What is expected :: Copy everything from the line containing "collapsed-triangle-icon[interactable] xyxy=(34,123,44,133)" down to the line containing "show-hide-console-tree-button[interactable] xyxy=(66,5,88,27)", both of those lines included, keeping each line unchanged.

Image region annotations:
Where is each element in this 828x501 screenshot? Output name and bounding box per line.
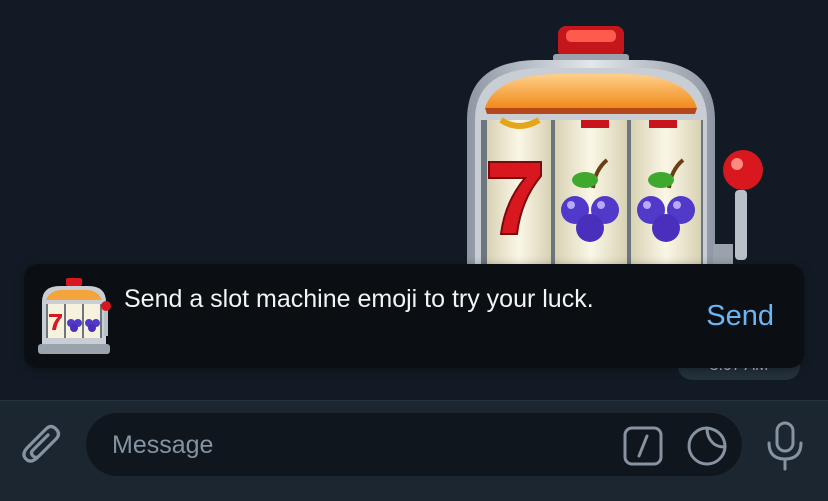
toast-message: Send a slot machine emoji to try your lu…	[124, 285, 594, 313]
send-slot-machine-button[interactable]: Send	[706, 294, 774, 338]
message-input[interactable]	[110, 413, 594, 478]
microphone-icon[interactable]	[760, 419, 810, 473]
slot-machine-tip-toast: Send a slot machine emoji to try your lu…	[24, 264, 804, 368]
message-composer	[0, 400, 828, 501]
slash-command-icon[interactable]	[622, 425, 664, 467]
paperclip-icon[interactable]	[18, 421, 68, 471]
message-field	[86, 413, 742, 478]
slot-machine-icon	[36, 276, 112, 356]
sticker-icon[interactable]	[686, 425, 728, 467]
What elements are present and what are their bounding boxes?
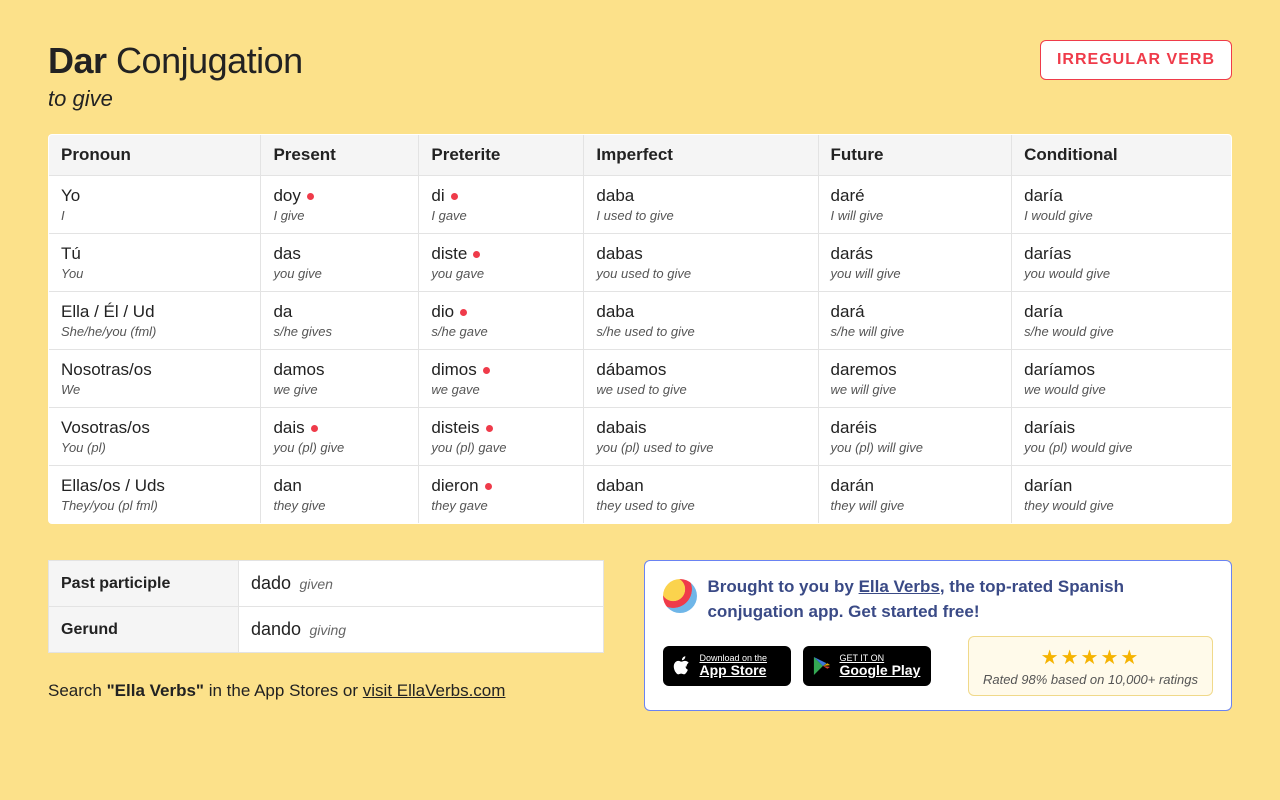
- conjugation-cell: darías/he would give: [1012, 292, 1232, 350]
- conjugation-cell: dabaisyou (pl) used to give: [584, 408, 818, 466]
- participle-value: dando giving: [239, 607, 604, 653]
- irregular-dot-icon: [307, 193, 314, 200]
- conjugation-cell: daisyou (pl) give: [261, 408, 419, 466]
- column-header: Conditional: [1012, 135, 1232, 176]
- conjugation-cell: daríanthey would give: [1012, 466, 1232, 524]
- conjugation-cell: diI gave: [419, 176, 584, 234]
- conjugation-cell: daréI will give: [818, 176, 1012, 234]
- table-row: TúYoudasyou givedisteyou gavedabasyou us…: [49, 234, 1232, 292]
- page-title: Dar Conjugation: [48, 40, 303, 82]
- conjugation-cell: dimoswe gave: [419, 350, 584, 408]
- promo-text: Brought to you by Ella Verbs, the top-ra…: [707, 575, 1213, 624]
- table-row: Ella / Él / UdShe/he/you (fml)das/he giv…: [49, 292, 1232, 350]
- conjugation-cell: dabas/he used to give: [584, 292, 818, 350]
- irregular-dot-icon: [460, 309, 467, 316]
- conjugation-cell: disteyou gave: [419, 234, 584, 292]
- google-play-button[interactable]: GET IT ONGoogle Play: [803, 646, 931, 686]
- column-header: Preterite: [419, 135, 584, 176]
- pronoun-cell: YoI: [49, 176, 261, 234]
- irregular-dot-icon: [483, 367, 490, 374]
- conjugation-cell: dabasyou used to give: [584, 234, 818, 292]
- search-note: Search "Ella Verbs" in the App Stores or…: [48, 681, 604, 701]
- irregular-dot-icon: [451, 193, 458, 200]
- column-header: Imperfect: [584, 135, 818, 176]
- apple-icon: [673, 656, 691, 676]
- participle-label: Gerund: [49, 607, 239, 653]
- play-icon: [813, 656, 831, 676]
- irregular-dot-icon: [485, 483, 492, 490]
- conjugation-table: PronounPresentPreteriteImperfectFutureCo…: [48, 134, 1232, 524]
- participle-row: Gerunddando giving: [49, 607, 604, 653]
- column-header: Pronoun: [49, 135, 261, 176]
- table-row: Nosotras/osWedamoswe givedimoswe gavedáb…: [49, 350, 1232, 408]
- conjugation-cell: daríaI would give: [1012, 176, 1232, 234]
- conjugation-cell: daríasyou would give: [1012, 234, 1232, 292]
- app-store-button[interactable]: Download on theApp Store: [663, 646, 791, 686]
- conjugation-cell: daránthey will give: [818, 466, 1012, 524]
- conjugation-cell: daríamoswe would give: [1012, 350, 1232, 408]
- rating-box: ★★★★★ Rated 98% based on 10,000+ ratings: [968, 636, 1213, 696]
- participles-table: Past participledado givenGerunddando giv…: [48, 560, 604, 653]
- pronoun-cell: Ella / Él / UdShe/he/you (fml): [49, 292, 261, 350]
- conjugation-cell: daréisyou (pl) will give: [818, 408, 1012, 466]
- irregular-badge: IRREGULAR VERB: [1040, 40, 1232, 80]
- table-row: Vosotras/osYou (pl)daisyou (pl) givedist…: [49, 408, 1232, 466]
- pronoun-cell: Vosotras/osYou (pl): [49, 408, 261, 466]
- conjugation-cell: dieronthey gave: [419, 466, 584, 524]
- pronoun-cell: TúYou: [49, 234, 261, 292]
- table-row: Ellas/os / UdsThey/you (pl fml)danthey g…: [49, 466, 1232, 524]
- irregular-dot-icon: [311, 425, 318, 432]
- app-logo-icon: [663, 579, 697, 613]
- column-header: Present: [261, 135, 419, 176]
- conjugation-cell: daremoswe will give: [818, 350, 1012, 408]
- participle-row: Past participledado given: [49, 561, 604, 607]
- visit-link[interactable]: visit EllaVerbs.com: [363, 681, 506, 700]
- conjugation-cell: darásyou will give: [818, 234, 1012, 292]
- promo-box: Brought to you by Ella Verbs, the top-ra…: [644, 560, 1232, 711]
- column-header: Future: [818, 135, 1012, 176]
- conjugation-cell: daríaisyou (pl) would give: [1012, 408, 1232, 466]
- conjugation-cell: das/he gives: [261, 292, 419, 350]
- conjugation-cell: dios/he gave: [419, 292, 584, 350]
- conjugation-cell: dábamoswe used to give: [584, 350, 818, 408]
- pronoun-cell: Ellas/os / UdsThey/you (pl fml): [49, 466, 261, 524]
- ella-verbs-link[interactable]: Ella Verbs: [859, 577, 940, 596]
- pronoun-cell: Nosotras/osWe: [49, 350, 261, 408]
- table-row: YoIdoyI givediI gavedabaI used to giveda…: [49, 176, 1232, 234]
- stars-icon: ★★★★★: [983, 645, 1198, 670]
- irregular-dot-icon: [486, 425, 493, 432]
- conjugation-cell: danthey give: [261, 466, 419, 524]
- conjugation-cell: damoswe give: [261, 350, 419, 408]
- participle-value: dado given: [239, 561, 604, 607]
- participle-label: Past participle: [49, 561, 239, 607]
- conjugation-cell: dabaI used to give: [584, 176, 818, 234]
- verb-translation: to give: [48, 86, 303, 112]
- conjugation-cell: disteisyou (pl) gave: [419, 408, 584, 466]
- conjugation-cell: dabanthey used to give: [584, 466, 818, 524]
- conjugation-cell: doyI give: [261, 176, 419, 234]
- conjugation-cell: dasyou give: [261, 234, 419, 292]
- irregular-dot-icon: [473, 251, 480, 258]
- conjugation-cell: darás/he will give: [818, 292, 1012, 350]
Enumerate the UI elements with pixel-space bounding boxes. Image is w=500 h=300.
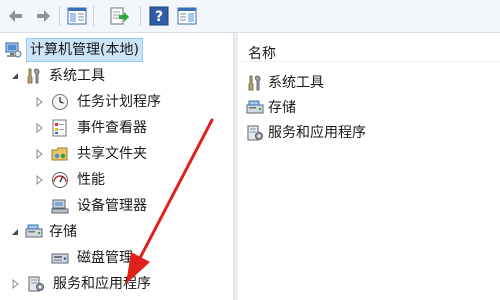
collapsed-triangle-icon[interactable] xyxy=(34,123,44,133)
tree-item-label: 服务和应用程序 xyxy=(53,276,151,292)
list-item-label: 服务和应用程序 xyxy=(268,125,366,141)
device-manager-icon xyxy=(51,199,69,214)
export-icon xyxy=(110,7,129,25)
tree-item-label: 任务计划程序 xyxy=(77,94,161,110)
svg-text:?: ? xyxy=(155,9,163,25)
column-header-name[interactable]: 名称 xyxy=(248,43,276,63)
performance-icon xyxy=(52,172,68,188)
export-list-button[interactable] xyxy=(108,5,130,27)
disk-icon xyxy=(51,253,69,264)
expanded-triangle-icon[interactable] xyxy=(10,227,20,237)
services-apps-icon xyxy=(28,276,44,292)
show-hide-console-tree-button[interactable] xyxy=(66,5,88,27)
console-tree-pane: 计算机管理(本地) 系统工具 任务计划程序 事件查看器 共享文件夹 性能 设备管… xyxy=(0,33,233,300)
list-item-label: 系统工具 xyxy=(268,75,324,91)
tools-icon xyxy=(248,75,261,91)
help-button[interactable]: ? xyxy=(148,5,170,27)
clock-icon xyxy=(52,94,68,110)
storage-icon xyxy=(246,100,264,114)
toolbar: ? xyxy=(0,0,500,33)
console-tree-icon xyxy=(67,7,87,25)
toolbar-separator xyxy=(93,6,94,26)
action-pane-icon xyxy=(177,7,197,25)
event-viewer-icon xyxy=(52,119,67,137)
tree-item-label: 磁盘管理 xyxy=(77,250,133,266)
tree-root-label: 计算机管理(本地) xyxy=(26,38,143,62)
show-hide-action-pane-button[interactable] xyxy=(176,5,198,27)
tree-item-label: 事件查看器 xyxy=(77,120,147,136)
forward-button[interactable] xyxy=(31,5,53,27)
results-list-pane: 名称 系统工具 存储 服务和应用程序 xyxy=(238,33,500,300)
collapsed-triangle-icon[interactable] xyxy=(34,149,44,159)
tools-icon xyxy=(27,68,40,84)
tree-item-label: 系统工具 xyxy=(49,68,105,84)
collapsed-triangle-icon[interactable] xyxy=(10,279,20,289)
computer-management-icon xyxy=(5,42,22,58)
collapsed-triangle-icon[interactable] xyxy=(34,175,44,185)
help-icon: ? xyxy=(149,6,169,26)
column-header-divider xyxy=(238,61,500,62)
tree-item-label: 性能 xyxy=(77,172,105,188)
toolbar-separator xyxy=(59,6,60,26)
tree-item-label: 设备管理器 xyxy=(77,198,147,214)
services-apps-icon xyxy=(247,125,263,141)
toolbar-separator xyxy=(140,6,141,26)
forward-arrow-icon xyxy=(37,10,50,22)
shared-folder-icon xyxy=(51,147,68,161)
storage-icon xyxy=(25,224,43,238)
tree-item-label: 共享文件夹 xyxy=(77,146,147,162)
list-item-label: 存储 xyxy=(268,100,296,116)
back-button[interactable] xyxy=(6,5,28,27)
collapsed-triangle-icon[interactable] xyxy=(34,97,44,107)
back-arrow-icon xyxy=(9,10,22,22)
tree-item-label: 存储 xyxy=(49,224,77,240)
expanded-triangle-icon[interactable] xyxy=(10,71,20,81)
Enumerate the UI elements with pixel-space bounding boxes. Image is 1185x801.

Solution for this exercise ::
collapsed-triangle-icon[interactable] xyxy=(34,123,44,133)
tree-item-label: 服务和应用程序 xyxy=(53,276,151,292)
list-item-label: 服务和应用程序 xyxy=(268,125,366,141)
device-manager-icon xyxy=(51,199,69,214)
export-icon xyxy=(110,7,129,25)
tree-item-label: 任务计划程序 xyxy=(77,94,161,110)
svg-text:?: ? xyxy=(155,9,163,25)
column-header-name[interactable]: 名称 xyxy=(248,43,276,63)
performance-icon xyxy=(52,172,68,188)
export-list-button[interactable] xyxy=(108,5,130,27)
disk-icon xyxy=(51,253,69,264)
expanded-triangle-icon[interactable] xyxy=(10,227,20,237)
services-apps-icon xyxy=(28,276,44,292)
show-hide-console-tree-button[interactable] xyxy=(66,5,88,27)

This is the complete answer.